### Requirement
Output each line of the material exactly as it stands.

Saved data entries
|---|

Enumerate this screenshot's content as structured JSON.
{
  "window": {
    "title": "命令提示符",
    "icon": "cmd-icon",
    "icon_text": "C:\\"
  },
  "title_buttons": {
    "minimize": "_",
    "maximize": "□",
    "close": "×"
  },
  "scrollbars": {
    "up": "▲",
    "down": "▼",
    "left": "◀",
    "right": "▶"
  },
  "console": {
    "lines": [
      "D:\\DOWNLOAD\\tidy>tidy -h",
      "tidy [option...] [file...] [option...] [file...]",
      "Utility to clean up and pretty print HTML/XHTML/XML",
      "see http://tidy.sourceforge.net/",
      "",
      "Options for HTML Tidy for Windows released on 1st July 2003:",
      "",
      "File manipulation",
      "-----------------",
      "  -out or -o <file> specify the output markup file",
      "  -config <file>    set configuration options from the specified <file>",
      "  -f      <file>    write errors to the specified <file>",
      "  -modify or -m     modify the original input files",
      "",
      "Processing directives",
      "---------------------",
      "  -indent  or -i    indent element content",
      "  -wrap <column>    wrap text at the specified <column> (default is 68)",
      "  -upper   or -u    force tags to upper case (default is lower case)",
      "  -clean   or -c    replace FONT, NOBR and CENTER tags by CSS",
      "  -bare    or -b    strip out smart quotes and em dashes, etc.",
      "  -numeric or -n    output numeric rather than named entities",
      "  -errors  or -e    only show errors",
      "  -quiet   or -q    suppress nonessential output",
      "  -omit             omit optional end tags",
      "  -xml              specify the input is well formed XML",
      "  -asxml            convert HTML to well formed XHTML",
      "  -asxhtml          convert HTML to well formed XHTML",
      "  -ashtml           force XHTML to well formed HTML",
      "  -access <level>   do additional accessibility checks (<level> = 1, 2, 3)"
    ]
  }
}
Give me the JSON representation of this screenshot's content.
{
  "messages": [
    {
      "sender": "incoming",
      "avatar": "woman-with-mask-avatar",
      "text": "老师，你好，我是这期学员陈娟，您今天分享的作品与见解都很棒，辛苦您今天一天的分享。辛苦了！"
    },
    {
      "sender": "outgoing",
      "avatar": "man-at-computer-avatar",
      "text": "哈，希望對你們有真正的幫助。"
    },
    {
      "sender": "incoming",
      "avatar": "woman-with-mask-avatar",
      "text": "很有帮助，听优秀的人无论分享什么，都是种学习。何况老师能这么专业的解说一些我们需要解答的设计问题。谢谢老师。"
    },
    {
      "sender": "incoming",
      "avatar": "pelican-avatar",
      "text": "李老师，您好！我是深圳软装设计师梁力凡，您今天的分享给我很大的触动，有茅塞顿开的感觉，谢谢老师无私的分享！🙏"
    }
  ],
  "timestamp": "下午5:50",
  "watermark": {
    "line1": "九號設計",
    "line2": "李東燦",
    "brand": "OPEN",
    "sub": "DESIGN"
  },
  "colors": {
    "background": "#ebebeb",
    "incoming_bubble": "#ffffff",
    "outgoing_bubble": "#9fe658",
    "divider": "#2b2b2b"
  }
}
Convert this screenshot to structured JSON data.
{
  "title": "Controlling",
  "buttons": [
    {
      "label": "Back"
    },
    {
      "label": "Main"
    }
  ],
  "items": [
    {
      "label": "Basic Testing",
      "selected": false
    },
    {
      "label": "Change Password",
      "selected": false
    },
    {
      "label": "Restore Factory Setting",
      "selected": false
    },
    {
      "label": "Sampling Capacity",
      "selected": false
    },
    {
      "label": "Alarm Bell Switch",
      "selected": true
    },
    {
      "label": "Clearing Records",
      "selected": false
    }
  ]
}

|---|

### Response below
Enumerate this screenshot's content as structured JSON.
{
  "window": {
    "title": "命令提示符",
    "icon": "cmd-icon",
    "icon_text": "C:\\"
  },
  "title_buttons": {
    "minimize": "_",
    "maximize": "□",
    "close": "×"
  },
  "scrollbars": {
    "up": "▲",
    "down": "▼",
    "left": "◀",
    "right": "▶"
  },
  "console": {
    "lines": [
      "D:\\DOWNLOAD\\tidy>tidy -h",
      "tidy [option...] [file...] [option...] [file...]",
      "Utility to clean up and pretty print HTML/XHTML/XML",
      "see http://tidy.sourceforge.net/",
      "",
      "Options for HTML Tidy for Windows released on 1st July 2003:",
      "",
      "File manipulation",
      "-----------------",
      "  -out or -o <file> specify the output markup file",
      "  -config <file>    set configuration options from the specified <file>",
      "  -f      <file>    write errors to the specified <file>",
      "  -modify or -m     modify the original input files",
      "",
      "Processing directives",
      "---------------------",
      "  -indent  or -i    indent element content",
      "  -wrap <column>    wrap text at the specified <column> (default is 68)",
      "  -upper   or -u    force tags to upper case (default is lower case)",
      "  -clean   or -c    replace FONT, NOBR and CENTER tags by CSS",
      "  -bare    or -b    strip out smart quotes and em dashes, etc.",
      "  -numeric or -n    output numeric rather than named entities",
      "  -errors  or -e    only show errors",
      "  -quiet   or -q    suppress nonessential output",
      "  -omit             omit optional end tags",
      "  -xml              specify the input is well formed XML",
      "  -asxml            convert HTML to well formed XHTML",
      "  -asxhtml          convert HTML to well formed XHTML",
      "  -ashtml           force XHTML to well formed HTML",
      "  -access <level>   do additional accessibility checks (<level> = 1, 2, 3)"
    ]
  }
}
Give me the JSON representation of this screenshot's content.
{
  "messages": [
    {
      "sender": "incoming",
      "avatar": "woman-with-mask-avatar",
      "text": "老师，你好，我是这期学员陈娟，您今天分享的作品与见解都很棒，辛苦您今天一天的分享。辛苦了！"
    },
    {
      "sender": "outgoing",
      "avatar": "man-at-computer-avatar",
      "text": "哈，希望對你們有真正的幫助。"
    },
    {
      "sender": "incoming",
      "avatar": "woman-with-mask-avatar",
      "text": "很有帮助，听优秀的人无论分享什么，都是种学习。何况老师能这么专业的解说一些我们需要解答的设计问题。谢谢老师。"
    },
    {
      "sender": "incoming",
      "avatar": "pelican-avatar",
      "text": "李老师，您好！我是深圳软装设计师梁力凡，您今天的分享给我很大的触动，有茅塞顿开的感觉，谢谢老师无私的分享！🙏"
    }
  ],
  "timestamp": "下午5:50",
  "watermark": {
    "line1": "九號設計",
    "line2": "李東燦",
    "brand": "OPEN",
    "sub": "DESIGN"
  },
  "colors": {
    "background": "#ebebeb",
    "incoming_bubble": "#ffffff",
    "outgoing_bubble": "#9fe658",
    "divider": "#2b2b2b"
  }
}
Convert this screenshot to structured JSON data.
{
  "title": "Controlling",
  "buttons": [
    {
      "label": "Back"
    },
    {
      "label": "Main"
    }
  ],
  "items": [
    {
      "label": "Basic Testing",
      "selected": false
    },
    {
      "label": "Change Password",
      "selected": false
    },
    {
      "label": "Restore Factory Setting",
      "selected": false
    },
    {
      "label": "Sampling Capacity",
      "selected": false
    },
    {
      "label": "Alarm Bell Switch",
      "selected": true
    },
    {
      "label": "Clearing Records",
      "selected": false
    }
  ]
}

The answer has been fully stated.